* **Set exercise**:
Find every line with the word "vmin". Copy those lines.

* **Task material**:
■ ■ ■ ■

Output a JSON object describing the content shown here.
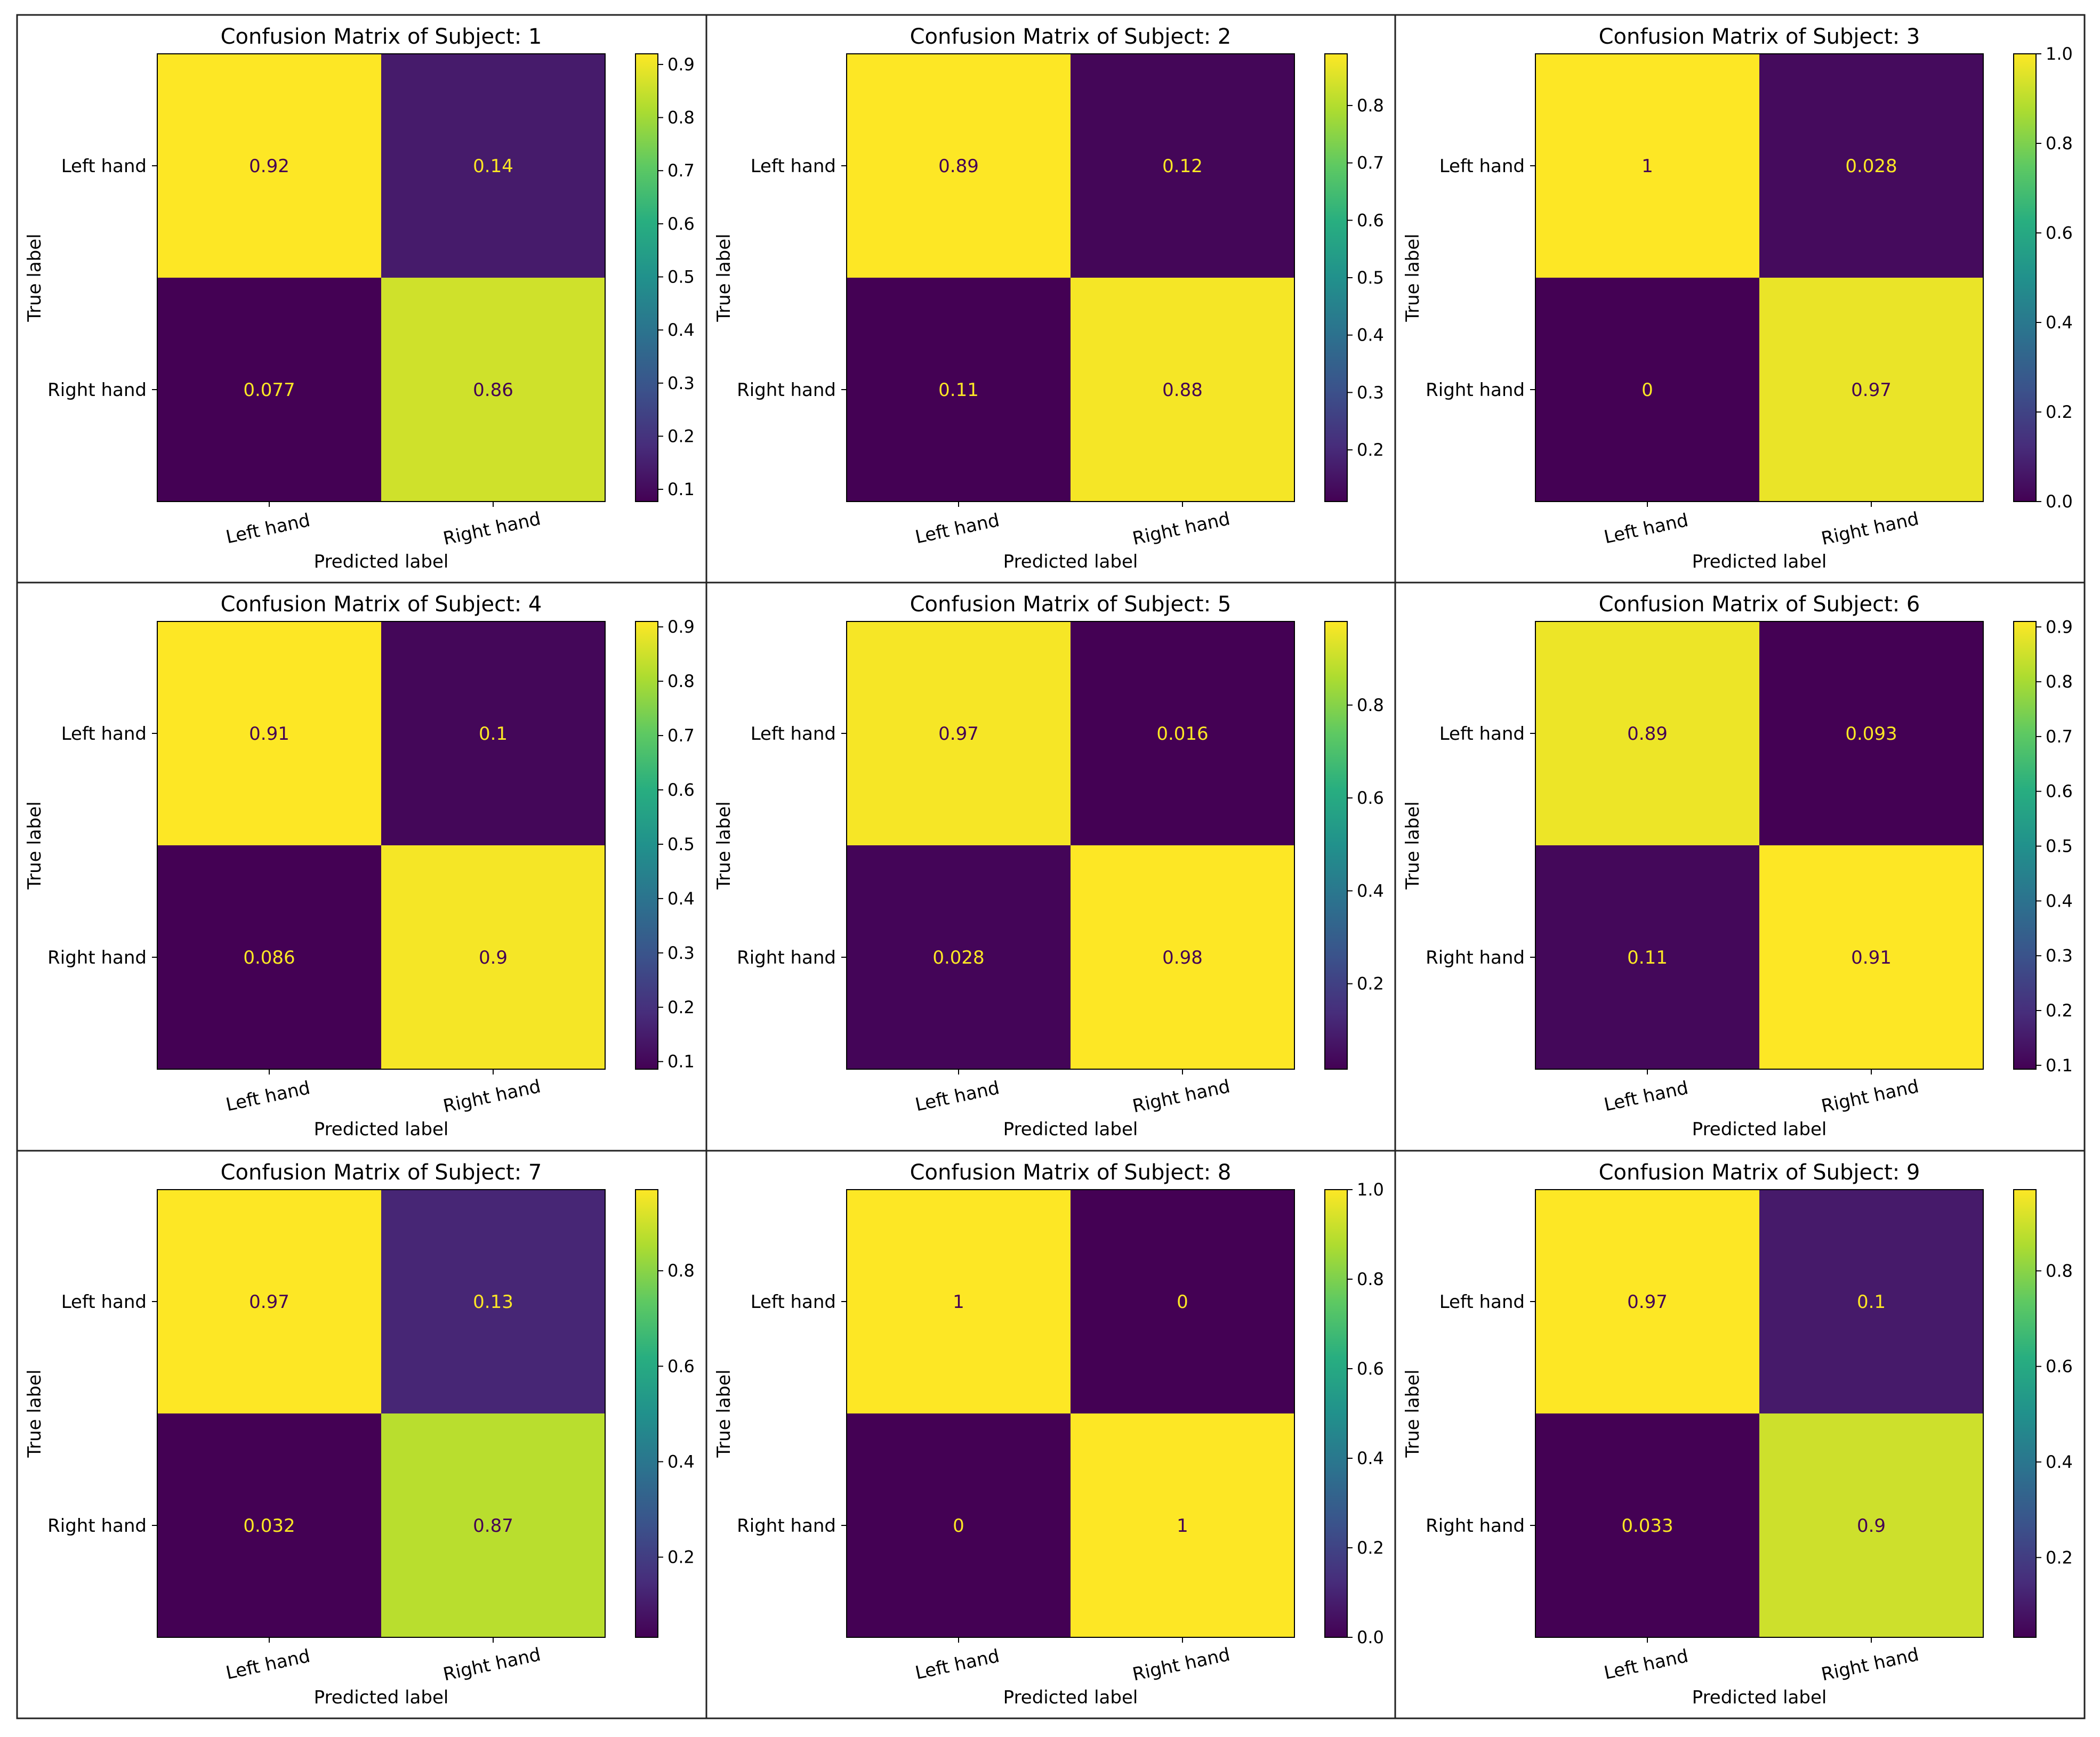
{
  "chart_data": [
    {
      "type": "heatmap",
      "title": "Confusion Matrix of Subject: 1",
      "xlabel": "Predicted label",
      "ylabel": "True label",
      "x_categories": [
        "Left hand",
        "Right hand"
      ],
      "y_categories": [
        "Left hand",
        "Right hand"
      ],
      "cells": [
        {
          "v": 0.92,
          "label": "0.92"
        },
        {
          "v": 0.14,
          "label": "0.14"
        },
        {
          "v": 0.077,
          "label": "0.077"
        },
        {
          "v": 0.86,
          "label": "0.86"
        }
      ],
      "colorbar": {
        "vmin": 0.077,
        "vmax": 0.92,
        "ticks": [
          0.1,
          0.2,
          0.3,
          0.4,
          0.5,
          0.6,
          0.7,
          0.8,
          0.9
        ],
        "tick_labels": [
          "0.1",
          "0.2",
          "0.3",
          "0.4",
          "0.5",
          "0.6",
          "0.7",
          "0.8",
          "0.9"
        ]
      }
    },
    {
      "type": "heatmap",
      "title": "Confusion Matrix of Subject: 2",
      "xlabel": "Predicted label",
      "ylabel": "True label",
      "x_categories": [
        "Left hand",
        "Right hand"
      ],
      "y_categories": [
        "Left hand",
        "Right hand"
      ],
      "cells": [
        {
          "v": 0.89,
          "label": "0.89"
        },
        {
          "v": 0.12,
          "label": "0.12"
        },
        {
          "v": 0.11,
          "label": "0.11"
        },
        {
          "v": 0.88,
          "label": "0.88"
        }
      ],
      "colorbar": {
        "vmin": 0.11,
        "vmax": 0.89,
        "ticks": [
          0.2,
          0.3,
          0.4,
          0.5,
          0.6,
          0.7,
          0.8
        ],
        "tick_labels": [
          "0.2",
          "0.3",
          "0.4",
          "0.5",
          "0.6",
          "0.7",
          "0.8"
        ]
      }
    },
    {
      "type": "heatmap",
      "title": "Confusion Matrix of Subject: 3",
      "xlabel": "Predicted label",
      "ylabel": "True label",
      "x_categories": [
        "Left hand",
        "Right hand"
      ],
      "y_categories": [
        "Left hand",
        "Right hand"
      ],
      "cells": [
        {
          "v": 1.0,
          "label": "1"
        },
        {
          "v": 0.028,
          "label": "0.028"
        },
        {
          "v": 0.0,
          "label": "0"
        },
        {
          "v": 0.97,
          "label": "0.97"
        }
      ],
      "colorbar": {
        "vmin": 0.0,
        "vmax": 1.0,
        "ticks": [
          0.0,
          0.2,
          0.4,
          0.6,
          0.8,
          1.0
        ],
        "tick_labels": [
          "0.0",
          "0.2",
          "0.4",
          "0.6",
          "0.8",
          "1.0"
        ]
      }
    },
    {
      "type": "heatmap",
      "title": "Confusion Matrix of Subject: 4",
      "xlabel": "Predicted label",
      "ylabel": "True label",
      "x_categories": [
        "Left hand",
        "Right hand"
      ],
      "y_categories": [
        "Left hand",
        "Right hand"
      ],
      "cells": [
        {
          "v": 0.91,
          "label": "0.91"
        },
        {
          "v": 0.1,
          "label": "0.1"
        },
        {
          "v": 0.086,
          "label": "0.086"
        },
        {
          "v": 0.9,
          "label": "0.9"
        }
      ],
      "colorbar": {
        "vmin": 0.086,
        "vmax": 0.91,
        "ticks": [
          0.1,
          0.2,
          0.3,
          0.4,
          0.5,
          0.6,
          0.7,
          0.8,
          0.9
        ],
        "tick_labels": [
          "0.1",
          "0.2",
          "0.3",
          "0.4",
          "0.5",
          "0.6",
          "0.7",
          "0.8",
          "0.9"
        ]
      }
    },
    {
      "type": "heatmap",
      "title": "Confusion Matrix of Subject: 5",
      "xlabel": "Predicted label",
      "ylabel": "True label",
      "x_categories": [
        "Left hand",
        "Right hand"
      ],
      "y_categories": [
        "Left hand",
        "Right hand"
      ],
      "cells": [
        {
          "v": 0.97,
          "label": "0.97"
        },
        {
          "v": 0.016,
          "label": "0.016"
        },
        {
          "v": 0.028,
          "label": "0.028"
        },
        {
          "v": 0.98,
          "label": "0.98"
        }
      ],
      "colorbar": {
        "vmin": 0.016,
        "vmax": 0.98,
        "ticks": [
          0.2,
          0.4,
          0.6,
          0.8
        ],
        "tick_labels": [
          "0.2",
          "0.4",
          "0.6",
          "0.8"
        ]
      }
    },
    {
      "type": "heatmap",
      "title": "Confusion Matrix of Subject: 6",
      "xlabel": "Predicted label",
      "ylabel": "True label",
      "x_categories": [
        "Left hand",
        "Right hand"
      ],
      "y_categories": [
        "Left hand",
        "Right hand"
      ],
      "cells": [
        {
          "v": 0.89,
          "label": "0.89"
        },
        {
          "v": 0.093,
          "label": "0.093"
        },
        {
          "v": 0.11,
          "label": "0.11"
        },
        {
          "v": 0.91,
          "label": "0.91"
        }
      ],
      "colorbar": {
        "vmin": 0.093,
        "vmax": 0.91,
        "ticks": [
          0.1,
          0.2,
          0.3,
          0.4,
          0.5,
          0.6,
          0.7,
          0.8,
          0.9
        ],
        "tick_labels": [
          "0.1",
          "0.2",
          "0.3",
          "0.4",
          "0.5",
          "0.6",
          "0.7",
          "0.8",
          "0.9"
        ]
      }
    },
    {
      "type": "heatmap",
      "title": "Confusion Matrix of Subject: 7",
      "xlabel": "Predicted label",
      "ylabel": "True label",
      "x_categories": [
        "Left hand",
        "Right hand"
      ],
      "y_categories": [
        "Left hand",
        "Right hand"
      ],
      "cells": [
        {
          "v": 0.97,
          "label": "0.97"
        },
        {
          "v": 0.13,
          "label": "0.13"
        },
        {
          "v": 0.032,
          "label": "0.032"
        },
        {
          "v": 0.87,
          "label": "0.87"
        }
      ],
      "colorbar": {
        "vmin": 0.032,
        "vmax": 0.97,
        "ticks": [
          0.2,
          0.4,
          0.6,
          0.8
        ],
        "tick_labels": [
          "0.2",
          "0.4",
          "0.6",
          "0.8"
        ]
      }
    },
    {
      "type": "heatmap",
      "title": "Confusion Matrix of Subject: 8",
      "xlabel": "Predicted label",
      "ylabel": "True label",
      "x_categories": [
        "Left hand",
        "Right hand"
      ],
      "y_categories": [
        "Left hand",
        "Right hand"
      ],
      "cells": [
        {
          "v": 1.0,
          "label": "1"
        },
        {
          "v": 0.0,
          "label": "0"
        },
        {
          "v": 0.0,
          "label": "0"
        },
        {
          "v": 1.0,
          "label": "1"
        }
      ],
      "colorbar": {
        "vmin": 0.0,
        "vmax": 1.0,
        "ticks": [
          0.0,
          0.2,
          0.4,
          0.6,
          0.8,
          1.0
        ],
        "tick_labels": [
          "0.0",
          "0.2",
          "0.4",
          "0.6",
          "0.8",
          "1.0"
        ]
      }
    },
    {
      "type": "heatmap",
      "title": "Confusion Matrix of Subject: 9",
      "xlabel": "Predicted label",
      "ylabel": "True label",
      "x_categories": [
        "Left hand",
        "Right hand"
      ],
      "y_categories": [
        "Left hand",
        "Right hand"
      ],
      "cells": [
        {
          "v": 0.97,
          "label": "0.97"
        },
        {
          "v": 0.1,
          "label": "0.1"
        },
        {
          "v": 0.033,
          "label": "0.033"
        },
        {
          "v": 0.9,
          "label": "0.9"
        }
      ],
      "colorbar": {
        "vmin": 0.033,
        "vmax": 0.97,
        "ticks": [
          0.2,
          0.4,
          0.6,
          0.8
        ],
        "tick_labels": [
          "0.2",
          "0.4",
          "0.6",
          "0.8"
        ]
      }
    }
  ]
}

■ ■ ■ ■

* **Output of the task**:
        "vmin": 0.077,
        "vmin": 0.11,
        "vmin": 0.0,
        "vmin": 0.086,
        "vmin": 0.016,
        "vmin": 0.093,
        "vmin": 0.032,
        "vmin": 0.0,
        "vmin": 0.033,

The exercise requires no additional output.